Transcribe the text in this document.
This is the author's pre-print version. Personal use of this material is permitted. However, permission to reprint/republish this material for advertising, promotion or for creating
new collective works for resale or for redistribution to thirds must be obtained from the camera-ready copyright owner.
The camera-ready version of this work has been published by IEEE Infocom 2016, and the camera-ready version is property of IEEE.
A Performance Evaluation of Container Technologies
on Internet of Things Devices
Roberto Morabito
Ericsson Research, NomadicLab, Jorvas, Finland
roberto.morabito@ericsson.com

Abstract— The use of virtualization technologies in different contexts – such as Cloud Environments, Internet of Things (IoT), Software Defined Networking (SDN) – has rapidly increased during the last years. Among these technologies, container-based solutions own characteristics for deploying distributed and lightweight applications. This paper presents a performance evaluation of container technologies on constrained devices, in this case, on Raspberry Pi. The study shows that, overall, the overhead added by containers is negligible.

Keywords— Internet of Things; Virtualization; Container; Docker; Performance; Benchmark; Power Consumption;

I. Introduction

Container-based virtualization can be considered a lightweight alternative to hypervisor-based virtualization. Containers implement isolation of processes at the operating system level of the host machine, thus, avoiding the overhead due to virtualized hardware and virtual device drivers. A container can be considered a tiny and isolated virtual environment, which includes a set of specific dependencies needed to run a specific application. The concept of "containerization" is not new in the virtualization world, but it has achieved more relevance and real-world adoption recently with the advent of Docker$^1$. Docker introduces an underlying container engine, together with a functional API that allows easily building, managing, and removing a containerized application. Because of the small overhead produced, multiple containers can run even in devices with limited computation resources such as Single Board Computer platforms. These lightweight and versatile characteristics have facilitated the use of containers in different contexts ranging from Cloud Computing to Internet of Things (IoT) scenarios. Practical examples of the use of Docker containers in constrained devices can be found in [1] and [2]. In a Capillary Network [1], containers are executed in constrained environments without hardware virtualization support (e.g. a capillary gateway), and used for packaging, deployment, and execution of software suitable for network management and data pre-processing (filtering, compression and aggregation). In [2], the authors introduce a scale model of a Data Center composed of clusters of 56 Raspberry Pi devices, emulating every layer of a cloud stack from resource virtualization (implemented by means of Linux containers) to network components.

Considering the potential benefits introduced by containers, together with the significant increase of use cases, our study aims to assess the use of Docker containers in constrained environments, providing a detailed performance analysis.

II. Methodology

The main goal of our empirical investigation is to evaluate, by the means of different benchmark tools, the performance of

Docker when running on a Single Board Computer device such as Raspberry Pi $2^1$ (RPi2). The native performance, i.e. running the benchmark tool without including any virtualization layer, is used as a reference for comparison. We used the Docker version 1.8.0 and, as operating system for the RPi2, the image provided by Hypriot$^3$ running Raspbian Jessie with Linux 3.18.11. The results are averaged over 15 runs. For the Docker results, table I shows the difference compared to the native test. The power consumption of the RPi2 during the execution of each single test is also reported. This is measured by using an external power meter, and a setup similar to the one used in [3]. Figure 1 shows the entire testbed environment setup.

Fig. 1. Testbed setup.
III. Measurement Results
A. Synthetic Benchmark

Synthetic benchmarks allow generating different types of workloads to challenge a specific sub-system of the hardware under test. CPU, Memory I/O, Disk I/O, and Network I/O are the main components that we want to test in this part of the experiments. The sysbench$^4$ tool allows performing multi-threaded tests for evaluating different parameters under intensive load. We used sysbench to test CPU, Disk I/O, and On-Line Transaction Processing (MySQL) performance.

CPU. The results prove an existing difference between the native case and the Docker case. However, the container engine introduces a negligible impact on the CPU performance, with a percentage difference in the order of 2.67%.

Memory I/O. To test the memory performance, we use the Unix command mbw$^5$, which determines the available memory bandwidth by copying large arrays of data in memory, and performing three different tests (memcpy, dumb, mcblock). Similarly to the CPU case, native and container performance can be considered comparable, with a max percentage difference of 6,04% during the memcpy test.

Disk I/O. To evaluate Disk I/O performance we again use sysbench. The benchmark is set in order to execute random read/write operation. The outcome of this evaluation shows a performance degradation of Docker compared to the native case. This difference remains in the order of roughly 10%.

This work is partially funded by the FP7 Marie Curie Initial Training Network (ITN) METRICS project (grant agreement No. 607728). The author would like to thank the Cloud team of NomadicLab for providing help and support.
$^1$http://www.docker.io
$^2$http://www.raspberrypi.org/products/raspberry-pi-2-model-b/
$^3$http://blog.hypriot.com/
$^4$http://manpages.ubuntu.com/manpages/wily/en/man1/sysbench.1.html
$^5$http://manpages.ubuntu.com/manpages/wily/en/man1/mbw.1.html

_____

--- REQUEST ---
Reproduce the entries above exactly.

--- SOLUTION TO THE PROBLEM ---
Transcribe the text in this document.
This is the author's pre-print version. Personal use of this material is permitted. However, permission to reprint/republish this material for advertising, promotion or for creating
new collective works for resale or for redistribution to thirds must be obtained from the camera-ready copyright owner.
The camera-ready version of this work has been published by IEEE Infocom 2016, and the camera-ready version is property of IEEE.
A Performance Evaluation of Container Technologies
on Internet of Things Devices
Roberto Morabito
Ericsson Research, NomadicLab, Jorvas, Finland
roberto.morabito@ericsson.com

Abstract— The use of virtualization technologies in different contexts – such as Cloud Environments, Internet of Things (IoT), Software Defined Networking (SDN) – has rapidly increased during the last years. Among these technologies, container-based solutions own characteristics for deploying distributed and lightweight applications. This paper presents a performance evaluation of container technologies on constrained devices, in this case, on Raspberry Pi. The study shows that, overall, the overhead added by containers is negligible.

Keywords— Internet of Things; Virtualization; Container; Docker; Performance; Benchmark; Power Consumption;

I. Introduction

Container-based virtualization can be considered a lightweight alternative to hypervisor-based virtualization. Containers implement isolation of processes at the operating system level of the host machine, thus, avoiding the overhead due to virtualized hardware and virtual device drivers. A container can be considered a tiny and isolated virtual environment, which includes a set of specific dependencies needed to run a specific application. The concept of "containerization" is not new in the virtualization world, but it has achieved more relevance and real-world adoption recently with the advent of Docker$^1$. Docker introduces an underlying container engine, together with a functional API that allows easily building, managing, and removing a containerized application. Because of the small overhead produced, multiple containers can run even in devices with limited computation resources such as Single Board Computer platforms. These lightweight and versatile characteristics have facilitated the use of containers in different contexts ranging from Cloud Computing to Internet of Things (IoT) scenarios. Practical examples of the use of Docker containers in constrained devices can be found in [1] and [2]. In a Capillary Network [1], containers are executed in constrained environments without hardware virtualization support (e.g. a capillary gateway), and used for packaging, deployment, and execution of software suitable for network management and data pre-processing (filtering, compression and aggregation). In [2], the authors introduce a scale model of a Data Center composed of clusters of 56 Raspberry Pi devices, emulating every layer of a cloud stack from resource virtualization (implemented by means of Linux containers) to network components.

Considering the potential benefits introduced by containers, together with the significant increase of use cases, our study aims to assess the use of Docker containers in constrained environments, providing a detailed performance analysis.

II. Methodology

The main goal of our empirical investigation is to evaluate, by the means of different benchmark tools, the performance of

Docker when running on a Single Board Computer device such as Raspberry Pi $2^1$ (RPi2). The native performance, i.e. running the benchmark tool without including any virtualization layer, is used as a reference for comparison. We used the Docker version 1.8.0 and, as operating system for the RPi2, the image provided by Hypriot$^3$ running Raspbian Jessie with Linux 3.18.11. The results are averaged over 15 runs. For the Docker results, table I shows the difference compared to the native test. The power consumption of the RPi2 during the execution of each single test is also reported. This is measured by using an external power meter, and a setup similar to the one used in [3]. Figure 1 shows the entire testbed environment setup.

Fig. 1. Testbed setup.
III. Measurement Results
A. Synthetic Benchmark

Synthetic benchmarks allow generating different types of workloads to challenge a specific sub-system of the hardware under test. CPU, Memory I/O, Disk I/O, and Network I/O are the main components that we want to test in this part of the experiments. The sysbench$^4$ tool allows performing multi-threaded tests for evaluating different parameters under intensive load. We used sysbench to test CPU, Disk I/O, and On-Line Transaction Processing (MySQL) performance.

CPU. The results prove an existing difference between the native case and the Docker case. However, the container engine introduces a negligible impact on the CPU performance, with a percentage difference in the order of 2.67%.

Memory I/O. To test the memory performance, we use the Unix command mbw$^5$, which determines the available memory bandwidth by copying large arrays of data in memory, and performing three different tests (memcpy, dumb, mcblock). Similarly to the CPU case, native and container performance can be considered comparable, with a max percentage difference of 6,04% during the memcpy test.

Disk I/O. To evaluate Disk I/O performance we again use sysbench. The benchmark is set in order to execute random read/write operation. The outcome of this evaluation shows a performance degradation of Docker compared to the native case. This difference remains in the order of roughly 10%.

This work is partially funded by the FP7 Marie Curie Initial Training Network (ITN) METRICS project (grant agreement No. 607728). The author would like to thank the Cloud team of NomadicLab for providing help and support.
$^1$http://www.docker.io
$^2$http://www.raspberrypi.org/products/raspberry-pi-2-model-b/
$^3$http://blog.hypriot.com/
$^4$http://manpages.ubuntu.com/manpages/wily/en/man1/sysbench.1.html
$^5$http://manpages.ubuntu.com/manpages/wily/en/man1/mbw.1.html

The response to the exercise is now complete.